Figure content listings
..........

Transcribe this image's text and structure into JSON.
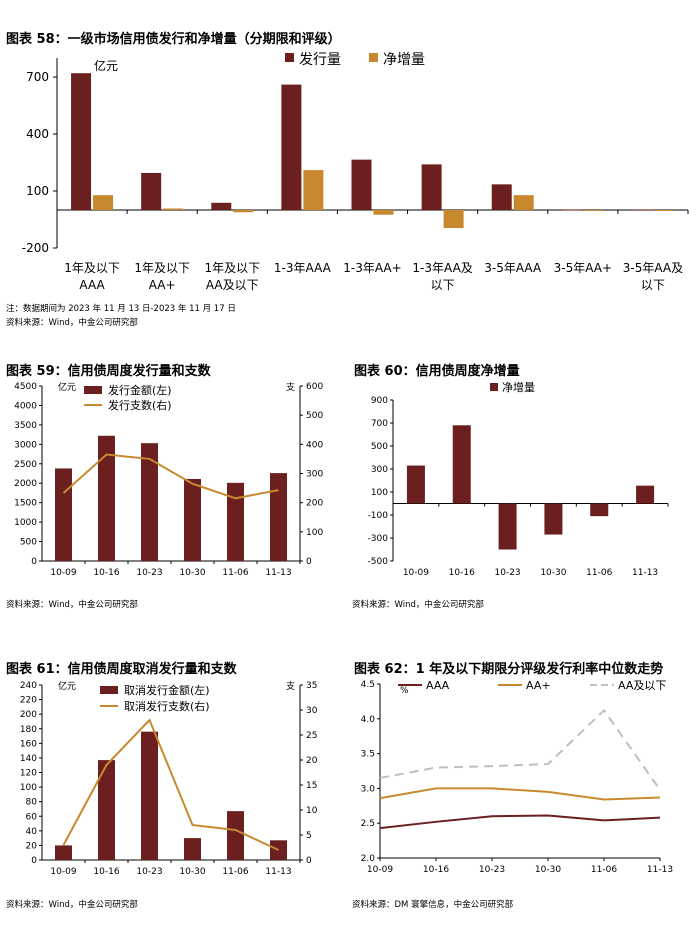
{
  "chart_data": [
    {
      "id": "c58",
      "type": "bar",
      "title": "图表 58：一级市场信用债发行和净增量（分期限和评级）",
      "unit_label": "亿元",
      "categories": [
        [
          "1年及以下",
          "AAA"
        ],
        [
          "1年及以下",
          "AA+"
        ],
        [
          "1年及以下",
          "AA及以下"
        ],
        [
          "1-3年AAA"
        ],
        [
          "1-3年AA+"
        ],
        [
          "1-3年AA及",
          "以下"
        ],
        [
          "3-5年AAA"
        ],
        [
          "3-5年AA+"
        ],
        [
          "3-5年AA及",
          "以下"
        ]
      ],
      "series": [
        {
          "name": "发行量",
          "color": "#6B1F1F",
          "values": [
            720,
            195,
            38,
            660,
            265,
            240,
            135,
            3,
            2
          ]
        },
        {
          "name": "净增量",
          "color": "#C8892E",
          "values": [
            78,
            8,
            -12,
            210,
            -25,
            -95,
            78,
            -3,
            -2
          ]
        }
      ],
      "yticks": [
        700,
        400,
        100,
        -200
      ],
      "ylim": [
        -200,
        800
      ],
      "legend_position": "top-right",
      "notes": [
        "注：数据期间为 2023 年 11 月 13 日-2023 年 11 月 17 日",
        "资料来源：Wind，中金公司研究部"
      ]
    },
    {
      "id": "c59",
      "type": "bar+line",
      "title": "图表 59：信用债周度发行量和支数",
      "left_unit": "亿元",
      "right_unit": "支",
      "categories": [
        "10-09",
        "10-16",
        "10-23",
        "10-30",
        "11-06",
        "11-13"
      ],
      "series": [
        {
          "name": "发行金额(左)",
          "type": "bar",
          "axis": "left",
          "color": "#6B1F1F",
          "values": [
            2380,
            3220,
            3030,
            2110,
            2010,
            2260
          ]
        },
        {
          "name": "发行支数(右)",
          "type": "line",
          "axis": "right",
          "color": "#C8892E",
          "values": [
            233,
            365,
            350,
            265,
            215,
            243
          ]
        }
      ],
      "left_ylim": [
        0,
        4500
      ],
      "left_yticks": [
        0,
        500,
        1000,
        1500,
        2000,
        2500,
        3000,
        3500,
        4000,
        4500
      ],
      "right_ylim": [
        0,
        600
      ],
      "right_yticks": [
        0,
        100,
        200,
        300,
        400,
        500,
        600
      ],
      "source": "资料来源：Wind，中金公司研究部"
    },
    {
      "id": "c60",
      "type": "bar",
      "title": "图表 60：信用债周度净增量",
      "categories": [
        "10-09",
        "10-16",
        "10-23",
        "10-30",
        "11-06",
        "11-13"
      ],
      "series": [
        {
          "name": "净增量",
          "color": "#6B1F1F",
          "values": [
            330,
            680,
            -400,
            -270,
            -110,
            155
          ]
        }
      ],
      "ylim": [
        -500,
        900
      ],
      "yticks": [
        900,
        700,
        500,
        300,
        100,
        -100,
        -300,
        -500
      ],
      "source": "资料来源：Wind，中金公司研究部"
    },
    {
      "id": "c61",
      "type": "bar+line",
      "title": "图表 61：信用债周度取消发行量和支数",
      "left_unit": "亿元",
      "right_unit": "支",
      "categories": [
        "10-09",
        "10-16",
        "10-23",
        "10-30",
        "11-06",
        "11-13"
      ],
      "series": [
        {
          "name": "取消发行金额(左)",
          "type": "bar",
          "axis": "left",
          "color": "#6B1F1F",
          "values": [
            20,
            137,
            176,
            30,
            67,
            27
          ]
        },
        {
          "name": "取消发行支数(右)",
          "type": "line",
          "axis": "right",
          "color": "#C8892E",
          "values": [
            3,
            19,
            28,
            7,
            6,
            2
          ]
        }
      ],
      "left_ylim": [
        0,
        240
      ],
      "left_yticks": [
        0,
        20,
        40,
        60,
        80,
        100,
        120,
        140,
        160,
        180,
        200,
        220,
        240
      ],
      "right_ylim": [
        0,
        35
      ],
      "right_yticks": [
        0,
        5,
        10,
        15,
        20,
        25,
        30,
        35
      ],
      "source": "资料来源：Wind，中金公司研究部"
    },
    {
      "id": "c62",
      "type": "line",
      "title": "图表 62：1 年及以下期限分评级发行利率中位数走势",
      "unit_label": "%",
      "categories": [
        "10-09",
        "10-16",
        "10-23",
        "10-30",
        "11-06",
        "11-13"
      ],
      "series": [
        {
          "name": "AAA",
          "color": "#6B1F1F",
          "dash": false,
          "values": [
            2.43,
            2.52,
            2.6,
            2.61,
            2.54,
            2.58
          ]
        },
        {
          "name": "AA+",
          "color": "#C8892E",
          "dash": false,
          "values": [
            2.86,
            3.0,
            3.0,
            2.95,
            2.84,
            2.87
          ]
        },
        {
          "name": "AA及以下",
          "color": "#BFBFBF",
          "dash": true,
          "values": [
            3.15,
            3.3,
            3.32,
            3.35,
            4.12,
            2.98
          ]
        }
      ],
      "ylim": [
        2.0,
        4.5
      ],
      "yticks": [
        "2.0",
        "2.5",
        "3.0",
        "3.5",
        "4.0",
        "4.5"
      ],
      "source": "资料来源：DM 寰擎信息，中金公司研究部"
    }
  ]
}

..........

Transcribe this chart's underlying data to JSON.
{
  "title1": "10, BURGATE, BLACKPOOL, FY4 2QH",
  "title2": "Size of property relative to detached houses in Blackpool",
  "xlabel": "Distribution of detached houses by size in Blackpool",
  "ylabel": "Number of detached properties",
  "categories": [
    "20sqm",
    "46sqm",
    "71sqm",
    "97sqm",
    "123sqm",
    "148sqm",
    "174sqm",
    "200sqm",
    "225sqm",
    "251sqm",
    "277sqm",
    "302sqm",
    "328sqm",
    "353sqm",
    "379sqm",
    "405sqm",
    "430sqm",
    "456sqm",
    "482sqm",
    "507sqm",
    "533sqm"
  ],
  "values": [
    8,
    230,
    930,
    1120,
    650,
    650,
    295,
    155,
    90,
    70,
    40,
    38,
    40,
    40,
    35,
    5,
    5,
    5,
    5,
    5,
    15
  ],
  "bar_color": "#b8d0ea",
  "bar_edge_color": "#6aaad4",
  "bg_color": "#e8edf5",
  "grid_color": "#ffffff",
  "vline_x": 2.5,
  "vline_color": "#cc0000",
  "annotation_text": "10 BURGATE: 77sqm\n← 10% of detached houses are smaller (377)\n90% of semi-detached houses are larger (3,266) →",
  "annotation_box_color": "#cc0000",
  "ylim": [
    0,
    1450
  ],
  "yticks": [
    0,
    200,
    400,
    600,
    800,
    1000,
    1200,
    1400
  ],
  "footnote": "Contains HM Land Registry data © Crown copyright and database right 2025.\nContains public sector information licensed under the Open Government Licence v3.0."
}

..........

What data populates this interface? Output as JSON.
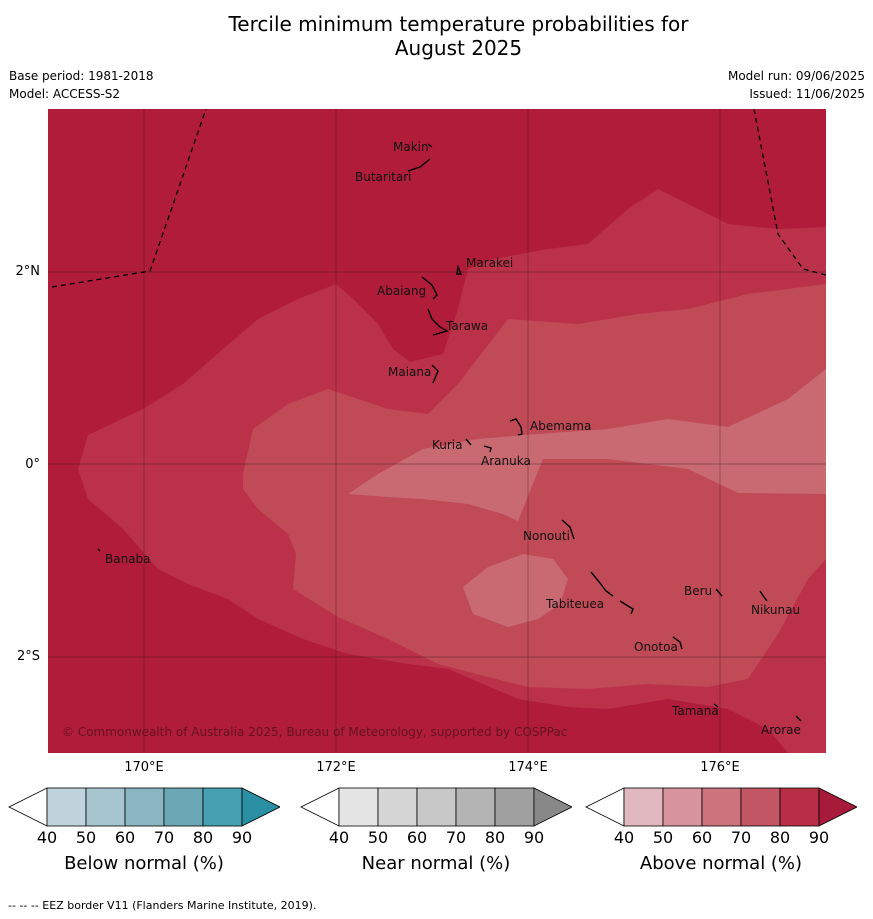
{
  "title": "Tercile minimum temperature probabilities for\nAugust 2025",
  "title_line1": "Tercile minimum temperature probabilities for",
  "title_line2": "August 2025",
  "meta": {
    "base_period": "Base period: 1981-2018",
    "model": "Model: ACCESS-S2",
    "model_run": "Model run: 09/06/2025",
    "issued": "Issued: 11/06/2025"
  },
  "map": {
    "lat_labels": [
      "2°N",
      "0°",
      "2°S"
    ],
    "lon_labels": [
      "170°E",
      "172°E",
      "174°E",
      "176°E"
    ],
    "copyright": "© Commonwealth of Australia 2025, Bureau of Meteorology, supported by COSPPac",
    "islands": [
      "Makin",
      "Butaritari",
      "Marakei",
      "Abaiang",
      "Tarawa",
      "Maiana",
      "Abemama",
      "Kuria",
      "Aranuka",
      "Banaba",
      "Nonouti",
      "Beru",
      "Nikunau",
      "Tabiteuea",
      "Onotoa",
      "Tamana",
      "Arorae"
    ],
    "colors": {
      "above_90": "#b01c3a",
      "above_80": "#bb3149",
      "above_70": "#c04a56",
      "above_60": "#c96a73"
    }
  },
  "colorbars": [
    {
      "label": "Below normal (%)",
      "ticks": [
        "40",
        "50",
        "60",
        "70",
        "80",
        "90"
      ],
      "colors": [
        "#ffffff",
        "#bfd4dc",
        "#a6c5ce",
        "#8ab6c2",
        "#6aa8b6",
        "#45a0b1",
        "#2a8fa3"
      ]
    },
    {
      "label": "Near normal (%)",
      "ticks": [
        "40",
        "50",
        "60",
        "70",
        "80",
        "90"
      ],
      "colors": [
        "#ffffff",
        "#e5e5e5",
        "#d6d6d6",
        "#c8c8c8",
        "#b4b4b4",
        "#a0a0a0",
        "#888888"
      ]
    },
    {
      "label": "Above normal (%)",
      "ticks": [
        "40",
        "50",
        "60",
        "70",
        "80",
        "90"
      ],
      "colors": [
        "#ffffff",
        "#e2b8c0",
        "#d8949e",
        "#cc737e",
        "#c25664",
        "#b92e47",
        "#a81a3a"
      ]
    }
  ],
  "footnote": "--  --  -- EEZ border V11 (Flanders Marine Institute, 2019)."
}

..........

STATED GOAL => Copy each line above where the string "temperature" occurs.

SOLVED PROBLEM =>
  "title": "Tercile minimum temperature probabilities for\nAugust 2025",
  "title_line1": "Tercile minimum temperature probabilities for",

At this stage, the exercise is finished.